### Items from a data source:
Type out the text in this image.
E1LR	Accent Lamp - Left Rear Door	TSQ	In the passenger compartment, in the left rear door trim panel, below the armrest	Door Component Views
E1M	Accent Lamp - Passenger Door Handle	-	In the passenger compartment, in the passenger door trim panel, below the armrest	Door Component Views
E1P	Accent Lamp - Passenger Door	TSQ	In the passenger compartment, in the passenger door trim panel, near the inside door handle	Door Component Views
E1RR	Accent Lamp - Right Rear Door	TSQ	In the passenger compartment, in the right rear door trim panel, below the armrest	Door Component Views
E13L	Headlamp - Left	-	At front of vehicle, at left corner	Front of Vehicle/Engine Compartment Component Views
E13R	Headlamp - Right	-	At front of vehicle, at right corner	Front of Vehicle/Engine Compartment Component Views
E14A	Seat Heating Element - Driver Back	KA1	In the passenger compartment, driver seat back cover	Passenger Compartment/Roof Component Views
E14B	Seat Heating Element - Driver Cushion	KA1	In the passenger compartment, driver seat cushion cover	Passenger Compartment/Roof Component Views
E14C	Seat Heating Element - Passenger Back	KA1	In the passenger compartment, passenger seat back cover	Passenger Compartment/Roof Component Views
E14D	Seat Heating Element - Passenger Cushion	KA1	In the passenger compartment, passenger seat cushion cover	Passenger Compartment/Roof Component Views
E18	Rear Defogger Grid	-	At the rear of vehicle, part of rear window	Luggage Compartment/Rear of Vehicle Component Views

### Stated task:
List the lines of the records where "below" occurs.

### In response:
E1LR	Accent Lamp - Left Rear Door	TSQ	In the passenger compartment, in the left rear door trim panel, below the armrest	Door Component Views
E1M	Accent Lamp - Passenger Door Handle	-	In the passenger compartment, in the passenger door trim panel, below the armrest	Door Component Views
E1RR	Accent Lamp - Right Rear Door	TSQ	In the passenger compartment, in the right rear door trim panel, below the armrest	Door Component Views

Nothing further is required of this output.